**The request:** Locate the word "三重県熊野市" in the entries below, then gather every line that holds it.

++++ Provided data ++++

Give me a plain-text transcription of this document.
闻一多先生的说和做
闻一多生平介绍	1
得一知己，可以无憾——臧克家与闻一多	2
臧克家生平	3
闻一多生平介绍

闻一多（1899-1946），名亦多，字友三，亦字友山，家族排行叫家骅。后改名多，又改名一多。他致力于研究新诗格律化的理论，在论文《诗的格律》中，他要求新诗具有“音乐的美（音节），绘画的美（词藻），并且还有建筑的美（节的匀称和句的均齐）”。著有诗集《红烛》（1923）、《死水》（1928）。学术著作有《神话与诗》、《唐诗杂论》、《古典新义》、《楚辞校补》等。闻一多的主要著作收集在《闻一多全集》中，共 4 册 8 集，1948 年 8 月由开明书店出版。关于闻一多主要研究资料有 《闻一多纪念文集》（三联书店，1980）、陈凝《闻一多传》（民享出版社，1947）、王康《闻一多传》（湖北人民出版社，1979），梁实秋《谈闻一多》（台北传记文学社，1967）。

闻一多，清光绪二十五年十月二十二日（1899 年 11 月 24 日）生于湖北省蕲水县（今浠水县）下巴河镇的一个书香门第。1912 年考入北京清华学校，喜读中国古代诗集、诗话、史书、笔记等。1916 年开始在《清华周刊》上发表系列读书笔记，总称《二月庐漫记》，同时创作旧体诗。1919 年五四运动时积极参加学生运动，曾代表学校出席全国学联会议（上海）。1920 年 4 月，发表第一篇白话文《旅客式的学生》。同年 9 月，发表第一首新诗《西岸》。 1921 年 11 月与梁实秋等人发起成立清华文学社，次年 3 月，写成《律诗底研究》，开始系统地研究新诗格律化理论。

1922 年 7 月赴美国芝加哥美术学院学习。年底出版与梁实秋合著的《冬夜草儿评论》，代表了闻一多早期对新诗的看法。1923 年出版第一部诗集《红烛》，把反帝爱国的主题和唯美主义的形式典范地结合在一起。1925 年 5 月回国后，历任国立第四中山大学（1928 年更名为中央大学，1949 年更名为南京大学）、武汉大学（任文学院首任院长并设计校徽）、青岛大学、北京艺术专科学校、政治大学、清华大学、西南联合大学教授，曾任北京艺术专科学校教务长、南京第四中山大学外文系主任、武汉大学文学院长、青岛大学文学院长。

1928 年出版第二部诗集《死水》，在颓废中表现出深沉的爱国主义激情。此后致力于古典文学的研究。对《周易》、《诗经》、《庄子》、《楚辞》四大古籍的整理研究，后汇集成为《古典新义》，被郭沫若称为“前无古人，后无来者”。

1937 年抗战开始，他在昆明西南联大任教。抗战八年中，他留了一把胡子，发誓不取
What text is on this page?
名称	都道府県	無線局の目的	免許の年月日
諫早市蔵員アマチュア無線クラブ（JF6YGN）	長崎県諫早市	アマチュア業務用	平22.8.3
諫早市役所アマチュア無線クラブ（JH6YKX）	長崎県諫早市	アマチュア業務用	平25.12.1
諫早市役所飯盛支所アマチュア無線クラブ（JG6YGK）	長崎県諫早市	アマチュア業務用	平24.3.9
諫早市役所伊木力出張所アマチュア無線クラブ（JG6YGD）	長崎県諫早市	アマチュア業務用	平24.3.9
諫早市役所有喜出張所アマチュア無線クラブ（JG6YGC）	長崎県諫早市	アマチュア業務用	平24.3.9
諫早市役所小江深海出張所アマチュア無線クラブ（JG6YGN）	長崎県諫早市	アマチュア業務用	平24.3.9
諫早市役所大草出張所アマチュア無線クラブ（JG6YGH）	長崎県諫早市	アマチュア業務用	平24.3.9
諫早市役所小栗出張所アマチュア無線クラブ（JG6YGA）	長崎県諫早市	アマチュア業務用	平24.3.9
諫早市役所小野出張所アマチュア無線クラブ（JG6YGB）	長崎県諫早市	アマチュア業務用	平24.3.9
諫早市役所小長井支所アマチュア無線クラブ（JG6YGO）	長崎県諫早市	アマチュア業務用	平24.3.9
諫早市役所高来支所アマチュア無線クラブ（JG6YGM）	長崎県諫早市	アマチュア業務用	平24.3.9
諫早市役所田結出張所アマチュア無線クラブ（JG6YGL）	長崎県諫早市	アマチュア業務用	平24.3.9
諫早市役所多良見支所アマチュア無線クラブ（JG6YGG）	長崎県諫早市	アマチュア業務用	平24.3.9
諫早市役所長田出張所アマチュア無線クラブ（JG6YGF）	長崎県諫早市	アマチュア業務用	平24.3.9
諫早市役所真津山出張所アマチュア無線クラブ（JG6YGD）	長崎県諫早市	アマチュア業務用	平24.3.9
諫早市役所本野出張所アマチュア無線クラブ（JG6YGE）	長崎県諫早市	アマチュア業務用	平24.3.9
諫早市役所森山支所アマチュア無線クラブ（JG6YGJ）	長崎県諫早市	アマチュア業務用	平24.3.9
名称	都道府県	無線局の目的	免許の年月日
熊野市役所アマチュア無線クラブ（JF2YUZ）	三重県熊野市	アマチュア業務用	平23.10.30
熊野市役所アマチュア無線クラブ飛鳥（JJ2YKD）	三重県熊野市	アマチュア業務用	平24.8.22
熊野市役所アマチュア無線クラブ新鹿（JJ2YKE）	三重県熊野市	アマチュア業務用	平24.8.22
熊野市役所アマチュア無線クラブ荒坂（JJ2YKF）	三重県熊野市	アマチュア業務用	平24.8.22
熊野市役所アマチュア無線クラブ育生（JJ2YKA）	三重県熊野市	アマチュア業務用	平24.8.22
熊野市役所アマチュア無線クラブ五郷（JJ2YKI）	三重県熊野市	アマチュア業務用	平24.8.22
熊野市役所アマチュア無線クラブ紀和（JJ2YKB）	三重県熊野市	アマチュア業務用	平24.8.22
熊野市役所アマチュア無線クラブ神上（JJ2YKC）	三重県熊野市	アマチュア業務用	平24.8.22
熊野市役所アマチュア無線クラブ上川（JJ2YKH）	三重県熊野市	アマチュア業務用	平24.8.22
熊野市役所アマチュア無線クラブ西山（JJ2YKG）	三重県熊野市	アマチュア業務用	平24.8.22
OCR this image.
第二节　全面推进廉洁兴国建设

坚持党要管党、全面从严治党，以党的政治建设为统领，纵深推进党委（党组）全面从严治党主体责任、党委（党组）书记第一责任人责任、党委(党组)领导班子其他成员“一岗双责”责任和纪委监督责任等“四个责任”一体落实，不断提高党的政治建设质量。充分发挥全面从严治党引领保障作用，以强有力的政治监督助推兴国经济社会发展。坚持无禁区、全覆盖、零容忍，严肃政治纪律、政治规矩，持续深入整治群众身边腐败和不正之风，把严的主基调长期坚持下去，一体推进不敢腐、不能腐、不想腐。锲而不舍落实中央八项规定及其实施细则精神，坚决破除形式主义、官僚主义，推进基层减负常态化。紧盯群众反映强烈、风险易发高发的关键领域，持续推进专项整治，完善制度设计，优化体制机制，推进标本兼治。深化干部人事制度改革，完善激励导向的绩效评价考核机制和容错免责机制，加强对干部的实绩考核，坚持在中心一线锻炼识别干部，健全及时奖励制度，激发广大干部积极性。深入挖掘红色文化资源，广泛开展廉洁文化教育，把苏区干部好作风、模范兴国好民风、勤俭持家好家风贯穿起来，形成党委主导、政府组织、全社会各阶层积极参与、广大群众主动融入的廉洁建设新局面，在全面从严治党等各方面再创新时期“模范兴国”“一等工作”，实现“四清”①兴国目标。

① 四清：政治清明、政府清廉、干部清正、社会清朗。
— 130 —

++++

**Output for this exercise:**
熊野市役所アマチュア無線クラブ（JF2YUZ）	三重県熊野市	アマチュア業務用	平23.10.30
熊野市役所アマチュア無線クラブ飛鳥（JJ2YKD）	三重県熊野市	アマチュア業務用	平24.8.22
熊野市役所アマチュア無線クラブ新鹿（JJ2YKE）	三重県熊野市	アマチュア業務用	平24.8.22
熊野市役所アマチュア無線クラブ荒坂（JJ2YKF）	三重県熊野市	アマチュア業務用	平24.8.22
熊野市役所アマチュア無線クラブ育生（JJ2YKA）	三重県熊野市	アマチュア業務用	平24.8.22
熊野市役所アマチュア無線クラブ五郷（JJ2YKI）	三重県熊野市	アマチュア業務用	平24.8.22
熊野市役所アマチュア無線クラブ紀和（JJ2YKB）	三重県熊野市	アマチュア業務用	平24.8.22
熊野市役所アマチュア無線クラブ神上（JJ2YKC）	三重県熊野市	アマチュア業務用	平24.8.22
熊野市役所アマチュア無線クラブ上川（JJ2YKH）	三重県熊野市	アマチュア業務用	平24.8.22
熊野市役所アマチュア無線クラブ西山（JJ2YKG）	三重県熊野市	アマチュア業務用	平24.8.22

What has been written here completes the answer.